▶ Task to complete
All that is required is the number of lines in this listing that hold "Geld".
===============
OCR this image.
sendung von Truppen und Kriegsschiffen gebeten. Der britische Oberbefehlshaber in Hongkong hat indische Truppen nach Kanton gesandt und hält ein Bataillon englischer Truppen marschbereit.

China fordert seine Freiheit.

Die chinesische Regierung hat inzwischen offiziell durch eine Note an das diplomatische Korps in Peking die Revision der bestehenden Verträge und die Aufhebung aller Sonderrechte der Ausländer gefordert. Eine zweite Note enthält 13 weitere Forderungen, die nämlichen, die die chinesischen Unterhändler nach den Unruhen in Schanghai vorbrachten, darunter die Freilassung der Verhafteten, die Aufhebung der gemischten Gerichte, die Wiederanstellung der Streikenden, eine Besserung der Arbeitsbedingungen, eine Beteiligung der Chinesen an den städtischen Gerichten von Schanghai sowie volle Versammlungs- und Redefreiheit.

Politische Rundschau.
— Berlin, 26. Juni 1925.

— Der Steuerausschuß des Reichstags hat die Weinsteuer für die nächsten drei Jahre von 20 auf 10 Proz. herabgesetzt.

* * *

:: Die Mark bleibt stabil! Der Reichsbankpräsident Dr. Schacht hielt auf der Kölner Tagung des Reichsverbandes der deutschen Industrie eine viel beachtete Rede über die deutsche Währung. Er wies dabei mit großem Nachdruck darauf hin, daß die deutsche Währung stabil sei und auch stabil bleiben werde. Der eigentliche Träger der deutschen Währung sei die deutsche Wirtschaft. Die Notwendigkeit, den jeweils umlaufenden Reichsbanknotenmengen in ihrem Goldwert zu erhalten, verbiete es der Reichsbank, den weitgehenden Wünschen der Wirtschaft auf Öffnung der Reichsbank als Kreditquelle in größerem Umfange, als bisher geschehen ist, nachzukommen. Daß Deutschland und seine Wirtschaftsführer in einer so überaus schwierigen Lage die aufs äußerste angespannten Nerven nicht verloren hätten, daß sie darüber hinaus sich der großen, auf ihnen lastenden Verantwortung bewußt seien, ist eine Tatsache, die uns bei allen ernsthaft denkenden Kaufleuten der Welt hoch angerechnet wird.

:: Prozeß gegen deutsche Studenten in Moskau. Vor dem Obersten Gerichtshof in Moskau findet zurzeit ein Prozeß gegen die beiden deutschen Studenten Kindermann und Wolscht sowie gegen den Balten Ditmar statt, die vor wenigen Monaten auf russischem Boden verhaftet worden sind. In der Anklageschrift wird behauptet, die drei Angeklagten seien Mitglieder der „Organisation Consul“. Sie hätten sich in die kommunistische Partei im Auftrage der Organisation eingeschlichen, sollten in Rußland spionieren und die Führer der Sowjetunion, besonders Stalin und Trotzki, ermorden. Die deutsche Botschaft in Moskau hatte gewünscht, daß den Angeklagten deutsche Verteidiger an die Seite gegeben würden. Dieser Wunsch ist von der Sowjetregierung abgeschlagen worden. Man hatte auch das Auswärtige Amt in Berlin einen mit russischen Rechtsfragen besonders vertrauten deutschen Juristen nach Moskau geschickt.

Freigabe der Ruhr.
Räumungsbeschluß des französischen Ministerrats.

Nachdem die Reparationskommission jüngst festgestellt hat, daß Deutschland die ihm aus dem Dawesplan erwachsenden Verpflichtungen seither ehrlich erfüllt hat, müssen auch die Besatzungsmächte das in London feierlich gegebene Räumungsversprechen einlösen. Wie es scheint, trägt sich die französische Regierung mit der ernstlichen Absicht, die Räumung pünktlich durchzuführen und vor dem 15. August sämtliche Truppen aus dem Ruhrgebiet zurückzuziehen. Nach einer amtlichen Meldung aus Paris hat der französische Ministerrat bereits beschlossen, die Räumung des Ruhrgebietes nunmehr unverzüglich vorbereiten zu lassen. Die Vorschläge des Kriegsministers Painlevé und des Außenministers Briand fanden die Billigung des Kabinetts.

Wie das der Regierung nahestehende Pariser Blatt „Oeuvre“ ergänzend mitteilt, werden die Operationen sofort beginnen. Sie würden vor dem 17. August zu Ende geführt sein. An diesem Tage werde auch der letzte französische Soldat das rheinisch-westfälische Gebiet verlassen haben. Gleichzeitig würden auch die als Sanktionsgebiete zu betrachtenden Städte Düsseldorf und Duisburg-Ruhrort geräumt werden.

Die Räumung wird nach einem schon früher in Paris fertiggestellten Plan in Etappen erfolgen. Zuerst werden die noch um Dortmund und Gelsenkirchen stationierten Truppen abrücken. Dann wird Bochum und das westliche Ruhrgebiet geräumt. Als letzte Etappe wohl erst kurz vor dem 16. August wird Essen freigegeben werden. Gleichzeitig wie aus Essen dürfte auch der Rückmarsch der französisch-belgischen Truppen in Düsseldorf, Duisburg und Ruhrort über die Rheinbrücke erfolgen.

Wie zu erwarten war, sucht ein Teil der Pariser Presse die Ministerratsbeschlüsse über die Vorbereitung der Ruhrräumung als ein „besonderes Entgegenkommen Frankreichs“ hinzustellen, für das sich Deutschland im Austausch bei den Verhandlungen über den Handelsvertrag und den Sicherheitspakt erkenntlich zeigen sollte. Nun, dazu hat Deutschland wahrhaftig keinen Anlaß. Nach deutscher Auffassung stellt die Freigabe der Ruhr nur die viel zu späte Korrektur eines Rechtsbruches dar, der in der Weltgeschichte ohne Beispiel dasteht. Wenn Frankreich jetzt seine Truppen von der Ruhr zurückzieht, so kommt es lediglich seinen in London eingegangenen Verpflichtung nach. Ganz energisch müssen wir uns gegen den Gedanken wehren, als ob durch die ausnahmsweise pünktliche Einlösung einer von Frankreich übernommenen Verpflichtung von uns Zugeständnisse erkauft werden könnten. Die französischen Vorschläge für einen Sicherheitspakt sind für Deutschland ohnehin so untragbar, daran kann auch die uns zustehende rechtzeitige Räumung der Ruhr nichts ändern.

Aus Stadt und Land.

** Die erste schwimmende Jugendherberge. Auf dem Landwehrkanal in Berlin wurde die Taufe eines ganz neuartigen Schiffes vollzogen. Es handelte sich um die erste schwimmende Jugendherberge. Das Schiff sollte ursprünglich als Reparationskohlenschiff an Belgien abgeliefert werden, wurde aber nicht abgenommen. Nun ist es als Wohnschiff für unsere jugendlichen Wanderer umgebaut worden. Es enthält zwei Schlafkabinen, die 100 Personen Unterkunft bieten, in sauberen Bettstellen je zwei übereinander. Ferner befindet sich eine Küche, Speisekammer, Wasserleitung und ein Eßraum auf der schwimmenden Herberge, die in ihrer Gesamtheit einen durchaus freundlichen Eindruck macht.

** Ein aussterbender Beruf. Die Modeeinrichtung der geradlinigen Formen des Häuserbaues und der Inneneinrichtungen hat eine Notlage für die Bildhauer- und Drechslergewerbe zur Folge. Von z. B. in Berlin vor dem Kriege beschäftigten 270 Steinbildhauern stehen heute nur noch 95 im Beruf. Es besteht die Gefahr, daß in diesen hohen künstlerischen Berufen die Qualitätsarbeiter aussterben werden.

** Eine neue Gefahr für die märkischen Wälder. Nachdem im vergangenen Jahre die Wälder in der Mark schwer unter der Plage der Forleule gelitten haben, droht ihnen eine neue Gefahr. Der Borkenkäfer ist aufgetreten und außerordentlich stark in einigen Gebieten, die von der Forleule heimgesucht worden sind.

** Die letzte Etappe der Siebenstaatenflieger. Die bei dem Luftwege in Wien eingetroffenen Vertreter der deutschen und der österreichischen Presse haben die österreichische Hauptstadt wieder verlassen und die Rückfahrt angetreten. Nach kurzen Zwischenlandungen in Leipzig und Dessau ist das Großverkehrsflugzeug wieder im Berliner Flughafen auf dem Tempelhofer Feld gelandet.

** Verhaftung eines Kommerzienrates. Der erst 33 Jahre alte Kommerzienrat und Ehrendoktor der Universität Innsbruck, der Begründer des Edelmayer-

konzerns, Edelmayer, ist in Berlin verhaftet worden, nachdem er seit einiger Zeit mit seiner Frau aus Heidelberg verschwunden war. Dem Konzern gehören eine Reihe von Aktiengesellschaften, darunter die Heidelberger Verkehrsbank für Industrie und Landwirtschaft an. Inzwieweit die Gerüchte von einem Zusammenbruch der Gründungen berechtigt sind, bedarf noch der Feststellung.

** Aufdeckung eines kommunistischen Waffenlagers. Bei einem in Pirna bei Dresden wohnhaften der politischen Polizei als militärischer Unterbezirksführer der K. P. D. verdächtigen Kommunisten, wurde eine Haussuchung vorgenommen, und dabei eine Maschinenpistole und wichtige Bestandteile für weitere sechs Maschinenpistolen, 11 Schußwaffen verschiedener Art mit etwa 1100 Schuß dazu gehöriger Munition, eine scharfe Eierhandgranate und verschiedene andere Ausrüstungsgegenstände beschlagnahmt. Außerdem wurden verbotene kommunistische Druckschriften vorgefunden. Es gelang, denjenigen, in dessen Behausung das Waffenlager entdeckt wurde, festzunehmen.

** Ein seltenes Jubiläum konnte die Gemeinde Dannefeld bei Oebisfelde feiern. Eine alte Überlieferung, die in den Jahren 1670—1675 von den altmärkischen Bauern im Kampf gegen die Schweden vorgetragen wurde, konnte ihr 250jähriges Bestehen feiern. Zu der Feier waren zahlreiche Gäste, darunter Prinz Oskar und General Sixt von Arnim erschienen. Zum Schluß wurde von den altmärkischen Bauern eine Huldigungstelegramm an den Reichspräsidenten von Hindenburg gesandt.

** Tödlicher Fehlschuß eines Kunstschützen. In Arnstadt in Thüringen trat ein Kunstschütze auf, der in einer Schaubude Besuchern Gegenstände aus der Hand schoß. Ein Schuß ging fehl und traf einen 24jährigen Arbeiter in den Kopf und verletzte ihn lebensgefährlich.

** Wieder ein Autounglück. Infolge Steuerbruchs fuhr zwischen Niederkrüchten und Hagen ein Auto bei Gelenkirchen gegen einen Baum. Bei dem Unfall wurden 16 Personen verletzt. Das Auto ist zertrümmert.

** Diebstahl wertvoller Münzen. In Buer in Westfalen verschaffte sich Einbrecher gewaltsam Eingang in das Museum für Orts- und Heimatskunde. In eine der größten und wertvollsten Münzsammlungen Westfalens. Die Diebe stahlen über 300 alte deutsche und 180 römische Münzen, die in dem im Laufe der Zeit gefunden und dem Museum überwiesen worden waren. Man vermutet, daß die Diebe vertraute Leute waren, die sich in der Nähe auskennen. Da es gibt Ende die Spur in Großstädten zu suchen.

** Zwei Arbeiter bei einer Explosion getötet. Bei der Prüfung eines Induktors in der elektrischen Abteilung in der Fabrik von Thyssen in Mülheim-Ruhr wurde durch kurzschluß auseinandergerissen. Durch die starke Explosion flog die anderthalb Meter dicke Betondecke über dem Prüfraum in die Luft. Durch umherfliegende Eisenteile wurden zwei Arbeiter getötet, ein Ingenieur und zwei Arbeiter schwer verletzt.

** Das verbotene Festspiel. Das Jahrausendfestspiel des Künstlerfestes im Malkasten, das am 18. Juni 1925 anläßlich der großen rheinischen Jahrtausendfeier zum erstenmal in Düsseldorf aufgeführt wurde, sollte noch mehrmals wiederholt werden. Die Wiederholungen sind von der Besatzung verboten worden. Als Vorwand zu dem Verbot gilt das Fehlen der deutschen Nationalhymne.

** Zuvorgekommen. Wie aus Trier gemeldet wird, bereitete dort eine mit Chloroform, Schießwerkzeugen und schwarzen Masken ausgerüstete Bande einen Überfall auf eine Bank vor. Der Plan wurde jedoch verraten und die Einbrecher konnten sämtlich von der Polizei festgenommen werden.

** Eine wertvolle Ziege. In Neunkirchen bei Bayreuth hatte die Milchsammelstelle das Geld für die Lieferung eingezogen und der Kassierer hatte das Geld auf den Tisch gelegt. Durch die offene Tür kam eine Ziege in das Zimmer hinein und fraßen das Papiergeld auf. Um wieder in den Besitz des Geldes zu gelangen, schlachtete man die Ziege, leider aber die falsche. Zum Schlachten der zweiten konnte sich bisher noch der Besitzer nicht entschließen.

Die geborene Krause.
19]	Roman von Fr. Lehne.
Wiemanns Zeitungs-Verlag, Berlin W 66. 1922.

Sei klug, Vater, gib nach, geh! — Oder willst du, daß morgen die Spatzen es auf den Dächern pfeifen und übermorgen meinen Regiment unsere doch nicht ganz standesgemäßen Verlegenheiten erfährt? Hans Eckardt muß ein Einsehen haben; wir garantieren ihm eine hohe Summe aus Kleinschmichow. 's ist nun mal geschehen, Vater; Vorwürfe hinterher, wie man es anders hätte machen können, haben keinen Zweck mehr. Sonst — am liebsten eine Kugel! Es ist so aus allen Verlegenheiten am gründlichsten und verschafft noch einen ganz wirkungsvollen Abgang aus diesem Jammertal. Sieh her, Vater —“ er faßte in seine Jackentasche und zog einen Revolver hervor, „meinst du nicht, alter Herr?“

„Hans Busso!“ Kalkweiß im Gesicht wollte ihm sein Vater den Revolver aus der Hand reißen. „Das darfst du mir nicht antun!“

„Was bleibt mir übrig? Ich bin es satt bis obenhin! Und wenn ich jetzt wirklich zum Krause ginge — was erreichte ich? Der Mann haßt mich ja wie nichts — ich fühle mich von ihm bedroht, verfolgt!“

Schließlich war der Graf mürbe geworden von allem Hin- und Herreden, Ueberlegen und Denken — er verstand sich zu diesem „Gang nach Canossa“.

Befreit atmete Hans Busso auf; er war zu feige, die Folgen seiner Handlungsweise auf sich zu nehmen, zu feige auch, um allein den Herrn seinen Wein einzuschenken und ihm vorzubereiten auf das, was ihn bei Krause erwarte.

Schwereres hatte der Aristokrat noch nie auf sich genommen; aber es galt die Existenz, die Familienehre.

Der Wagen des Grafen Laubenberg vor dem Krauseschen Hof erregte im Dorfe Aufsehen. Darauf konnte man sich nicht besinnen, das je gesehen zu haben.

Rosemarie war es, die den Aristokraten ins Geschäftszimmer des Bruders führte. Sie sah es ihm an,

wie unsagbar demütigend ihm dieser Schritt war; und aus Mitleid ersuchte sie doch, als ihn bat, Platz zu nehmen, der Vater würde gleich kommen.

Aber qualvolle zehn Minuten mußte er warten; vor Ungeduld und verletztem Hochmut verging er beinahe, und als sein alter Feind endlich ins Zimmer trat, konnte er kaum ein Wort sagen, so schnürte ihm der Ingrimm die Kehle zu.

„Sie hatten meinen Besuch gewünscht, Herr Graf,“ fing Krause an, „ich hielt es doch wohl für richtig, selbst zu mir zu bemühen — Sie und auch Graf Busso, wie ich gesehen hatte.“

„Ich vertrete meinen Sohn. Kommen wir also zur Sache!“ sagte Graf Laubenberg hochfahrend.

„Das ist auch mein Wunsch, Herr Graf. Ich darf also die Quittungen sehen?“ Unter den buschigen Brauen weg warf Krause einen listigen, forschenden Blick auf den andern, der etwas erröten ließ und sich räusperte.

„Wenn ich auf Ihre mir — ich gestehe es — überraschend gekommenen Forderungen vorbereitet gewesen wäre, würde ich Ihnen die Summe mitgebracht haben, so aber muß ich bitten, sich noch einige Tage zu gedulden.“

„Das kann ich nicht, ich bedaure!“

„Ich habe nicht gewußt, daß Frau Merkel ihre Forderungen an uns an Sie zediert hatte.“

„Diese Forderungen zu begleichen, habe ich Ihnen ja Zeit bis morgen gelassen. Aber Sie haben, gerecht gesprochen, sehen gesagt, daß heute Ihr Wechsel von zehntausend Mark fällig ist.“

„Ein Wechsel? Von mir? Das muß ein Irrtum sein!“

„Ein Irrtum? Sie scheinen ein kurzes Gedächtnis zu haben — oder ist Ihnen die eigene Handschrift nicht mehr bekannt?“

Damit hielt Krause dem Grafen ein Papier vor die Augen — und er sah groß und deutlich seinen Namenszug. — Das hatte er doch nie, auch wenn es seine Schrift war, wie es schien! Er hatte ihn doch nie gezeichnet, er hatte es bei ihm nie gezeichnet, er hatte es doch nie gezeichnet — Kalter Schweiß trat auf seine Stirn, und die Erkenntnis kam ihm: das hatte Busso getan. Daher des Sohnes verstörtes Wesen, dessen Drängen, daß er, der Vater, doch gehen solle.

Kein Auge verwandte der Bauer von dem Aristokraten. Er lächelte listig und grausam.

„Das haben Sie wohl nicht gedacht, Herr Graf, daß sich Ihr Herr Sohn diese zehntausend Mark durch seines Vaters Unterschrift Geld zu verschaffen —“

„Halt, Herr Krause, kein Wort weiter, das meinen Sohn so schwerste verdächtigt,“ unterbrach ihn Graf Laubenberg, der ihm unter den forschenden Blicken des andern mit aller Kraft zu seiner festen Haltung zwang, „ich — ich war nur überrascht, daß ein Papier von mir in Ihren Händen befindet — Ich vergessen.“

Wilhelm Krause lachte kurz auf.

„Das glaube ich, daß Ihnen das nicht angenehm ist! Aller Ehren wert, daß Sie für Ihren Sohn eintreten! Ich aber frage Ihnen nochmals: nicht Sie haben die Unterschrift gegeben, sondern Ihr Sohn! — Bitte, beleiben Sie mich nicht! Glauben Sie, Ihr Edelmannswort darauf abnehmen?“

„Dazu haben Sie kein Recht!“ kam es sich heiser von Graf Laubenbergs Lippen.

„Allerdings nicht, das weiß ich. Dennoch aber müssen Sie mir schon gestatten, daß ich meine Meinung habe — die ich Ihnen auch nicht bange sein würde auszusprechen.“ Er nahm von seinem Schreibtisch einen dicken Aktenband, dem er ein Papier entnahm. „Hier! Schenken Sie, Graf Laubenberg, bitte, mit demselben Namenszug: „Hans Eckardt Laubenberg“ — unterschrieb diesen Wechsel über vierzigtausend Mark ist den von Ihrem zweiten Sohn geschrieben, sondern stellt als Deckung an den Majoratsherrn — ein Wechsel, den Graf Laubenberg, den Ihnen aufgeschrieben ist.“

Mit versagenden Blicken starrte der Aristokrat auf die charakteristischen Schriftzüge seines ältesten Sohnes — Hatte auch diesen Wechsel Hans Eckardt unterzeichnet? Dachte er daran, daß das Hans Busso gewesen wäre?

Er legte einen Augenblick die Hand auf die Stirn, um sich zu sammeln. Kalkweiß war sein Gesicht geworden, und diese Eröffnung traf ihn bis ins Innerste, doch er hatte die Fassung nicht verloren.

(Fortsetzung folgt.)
===============
▶ Output for this exercise
2